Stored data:

════════════════

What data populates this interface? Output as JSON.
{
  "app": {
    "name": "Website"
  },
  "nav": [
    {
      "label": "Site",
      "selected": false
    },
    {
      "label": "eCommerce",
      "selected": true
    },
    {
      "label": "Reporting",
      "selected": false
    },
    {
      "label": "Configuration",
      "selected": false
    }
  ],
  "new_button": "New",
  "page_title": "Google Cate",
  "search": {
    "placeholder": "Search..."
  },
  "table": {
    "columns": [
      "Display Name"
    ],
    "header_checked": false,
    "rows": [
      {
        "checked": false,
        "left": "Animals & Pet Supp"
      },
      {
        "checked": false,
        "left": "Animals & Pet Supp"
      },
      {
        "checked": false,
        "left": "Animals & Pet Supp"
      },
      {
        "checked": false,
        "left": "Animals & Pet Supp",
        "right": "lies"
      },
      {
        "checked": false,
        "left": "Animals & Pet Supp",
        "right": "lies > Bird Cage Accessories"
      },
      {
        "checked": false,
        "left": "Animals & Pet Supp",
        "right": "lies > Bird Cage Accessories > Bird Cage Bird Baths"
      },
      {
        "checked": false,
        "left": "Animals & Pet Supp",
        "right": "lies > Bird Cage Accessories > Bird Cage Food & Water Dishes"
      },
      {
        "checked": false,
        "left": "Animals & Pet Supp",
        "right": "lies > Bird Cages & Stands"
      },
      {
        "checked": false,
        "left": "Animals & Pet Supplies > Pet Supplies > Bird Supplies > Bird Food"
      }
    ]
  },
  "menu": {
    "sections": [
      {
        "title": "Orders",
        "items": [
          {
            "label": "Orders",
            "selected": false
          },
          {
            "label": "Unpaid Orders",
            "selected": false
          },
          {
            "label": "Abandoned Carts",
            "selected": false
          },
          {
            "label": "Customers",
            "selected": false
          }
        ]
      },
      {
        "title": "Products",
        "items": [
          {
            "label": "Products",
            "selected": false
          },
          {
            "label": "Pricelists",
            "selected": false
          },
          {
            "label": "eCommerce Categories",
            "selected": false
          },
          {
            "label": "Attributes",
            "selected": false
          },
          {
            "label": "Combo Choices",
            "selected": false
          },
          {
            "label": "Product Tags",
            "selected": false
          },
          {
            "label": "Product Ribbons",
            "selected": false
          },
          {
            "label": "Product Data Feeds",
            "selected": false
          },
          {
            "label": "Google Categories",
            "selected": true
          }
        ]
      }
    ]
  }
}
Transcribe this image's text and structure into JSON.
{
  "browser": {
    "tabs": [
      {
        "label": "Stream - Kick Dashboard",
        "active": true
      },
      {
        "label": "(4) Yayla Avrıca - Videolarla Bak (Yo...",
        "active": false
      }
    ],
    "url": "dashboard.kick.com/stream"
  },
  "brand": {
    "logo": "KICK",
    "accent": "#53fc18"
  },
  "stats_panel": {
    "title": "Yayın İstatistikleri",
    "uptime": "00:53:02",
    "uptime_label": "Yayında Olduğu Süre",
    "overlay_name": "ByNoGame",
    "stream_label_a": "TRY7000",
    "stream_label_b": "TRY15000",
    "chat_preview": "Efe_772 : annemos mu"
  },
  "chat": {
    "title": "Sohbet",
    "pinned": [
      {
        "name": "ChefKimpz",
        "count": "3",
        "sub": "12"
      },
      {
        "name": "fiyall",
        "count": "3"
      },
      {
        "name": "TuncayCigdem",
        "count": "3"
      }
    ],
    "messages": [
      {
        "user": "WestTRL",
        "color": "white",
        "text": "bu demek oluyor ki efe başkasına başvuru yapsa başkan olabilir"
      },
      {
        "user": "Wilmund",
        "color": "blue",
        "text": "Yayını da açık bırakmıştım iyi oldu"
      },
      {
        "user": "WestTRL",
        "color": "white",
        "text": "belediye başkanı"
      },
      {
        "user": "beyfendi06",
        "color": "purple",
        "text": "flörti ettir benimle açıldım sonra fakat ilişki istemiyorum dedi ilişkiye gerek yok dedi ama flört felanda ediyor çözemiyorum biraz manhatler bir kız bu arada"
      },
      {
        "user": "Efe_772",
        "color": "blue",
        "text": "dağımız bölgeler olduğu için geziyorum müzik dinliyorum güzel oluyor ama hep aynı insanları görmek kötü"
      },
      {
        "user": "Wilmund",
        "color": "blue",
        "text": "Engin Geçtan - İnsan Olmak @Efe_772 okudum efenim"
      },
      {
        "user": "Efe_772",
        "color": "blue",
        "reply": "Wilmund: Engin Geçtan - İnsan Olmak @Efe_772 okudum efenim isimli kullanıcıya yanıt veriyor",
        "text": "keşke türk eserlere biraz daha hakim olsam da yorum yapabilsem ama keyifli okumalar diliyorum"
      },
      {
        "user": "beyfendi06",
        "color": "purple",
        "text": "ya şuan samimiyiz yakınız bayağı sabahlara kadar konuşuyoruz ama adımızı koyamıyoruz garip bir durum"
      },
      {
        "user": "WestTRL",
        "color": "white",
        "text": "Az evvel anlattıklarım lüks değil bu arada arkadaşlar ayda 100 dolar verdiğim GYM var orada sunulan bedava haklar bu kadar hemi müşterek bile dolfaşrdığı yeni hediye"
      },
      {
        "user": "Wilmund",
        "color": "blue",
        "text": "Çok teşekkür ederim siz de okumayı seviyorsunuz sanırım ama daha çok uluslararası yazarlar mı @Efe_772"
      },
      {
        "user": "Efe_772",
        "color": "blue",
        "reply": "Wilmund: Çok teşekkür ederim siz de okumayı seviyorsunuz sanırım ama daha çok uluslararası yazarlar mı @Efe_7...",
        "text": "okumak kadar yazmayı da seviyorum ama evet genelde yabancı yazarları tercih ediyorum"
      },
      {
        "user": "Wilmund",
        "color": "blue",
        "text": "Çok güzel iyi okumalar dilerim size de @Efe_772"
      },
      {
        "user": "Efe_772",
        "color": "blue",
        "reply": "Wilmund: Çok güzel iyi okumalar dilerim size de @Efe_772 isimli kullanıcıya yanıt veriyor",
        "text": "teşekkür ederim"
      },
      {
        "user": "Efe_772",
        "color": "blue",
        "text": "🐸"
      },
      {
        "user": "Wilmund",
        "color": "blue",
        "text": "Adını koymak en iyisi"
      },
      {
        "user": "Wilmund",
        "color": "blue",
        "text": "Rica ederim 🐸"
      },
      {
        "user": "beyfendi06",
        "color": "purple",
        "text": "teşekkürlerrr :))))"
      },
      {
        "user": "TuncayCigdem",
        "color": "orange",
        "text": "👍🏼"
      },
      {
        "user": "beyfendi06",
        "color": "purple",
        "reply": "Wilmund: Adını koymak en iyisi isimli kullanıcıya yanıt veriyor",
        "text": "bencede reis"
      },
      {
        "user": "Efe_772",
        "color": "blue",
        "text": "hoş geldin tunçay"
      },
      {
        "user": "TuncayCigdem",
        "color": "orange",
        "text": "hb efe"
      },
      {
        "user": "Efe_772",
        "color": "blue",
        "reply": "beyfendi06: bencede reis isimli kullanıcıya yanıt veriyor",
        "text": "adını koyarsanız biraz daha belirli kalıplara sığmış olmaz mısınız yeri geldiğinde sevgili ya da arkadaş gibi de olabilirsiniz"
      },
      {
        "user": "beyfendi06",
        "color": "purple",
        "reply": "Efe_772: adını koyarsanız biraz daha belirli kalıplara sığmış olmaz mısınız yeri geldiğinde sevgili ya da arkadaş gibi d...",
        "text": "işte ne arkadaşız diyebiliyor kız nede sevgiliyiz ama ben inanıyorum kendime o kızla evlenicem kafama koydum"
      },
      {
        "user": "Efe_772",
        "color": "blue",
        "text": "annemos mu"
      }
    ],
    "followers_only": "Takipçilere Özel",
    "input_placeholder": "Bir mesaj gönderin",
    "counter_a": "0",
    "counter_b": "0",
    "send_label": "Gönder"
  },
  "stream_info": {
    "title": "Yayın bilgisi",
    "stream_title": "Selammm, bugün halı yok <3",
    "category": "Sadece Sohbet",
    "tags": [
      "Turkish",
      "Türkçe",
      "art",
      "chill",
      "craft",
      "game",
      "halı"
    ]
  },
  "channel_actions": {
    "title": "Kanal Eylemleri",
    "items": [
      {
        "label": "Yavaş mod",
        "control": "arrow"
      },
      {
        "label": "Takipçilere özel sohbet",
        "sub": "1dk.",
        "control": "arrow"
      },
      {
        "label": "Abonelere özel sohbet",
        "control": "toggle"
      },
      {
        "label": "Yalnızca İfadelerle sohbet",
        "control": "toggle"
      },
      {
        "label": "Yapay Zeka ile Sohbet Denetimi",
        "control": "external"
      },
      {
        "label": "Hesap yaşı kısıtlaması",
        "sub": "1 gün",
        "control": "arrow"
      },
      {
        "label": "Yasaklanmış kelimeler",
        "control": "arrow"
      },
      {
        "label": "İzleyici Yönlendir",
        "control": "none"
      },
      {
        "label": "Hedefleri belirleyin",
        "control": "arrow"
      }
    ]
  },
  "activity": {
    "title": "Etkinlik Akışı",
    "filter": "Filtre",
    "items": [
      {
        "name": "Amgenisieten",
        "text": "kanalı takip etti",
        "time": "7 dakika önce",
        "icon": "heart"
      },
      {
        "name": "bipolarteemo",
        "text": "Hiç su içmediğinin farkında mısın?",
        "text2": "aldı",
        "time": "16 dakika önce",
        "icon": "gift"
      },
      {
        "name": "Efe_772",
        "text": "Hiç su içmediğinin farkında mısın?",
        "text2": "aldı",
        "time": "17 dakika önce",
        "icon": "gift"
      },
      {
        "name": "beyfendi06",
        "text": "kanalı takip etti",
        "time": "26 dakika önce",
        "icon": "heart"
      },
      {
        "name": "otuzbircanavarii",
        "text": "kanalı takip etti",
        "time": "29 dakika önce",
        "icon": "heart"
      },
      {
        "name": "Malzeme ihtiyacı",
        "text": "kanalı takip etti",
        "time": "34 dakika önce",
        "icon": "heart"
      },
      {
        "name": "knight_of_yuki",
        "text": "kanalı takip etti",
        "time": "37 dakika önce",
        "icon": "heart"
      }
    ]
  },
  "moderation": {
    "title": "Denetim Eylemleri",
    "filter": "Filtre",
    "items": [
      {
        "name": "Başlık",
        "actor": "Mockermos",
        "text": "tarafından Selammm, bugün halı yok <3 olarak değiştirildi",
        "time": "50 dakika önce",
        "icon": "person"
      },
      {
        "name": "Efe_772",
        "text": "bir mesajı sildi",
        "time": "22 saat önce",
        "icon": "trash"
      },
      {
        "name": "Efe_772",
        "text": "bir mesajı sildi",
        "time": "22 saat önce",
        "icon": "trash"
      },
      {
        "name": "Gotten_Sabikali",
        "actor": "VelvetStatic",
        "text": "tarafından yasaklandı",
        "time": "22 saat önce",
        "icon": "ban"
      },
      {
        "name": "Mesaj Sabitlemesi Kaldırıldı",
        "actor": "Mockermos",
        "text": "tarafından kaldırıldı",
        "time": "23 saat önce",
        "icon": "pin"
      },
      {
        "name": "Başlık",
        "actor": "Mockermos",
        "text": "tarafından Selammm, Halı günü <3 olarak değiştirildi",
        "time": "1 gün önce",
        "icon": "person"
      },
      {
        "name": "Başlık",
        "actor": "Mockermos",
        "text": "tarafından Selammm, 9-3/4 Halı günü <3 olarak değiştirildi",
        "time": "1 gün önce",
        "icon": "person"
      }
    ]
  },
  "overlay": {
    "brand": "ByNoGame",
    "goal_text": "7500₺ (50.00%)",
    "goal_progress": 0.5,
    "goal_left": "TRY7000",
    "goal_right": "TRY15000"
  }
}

════════════════

**Given task**
Note how many lines in the listing above hold the string "geldiğinde", then give only that figure.

**Answer to this exercise**
2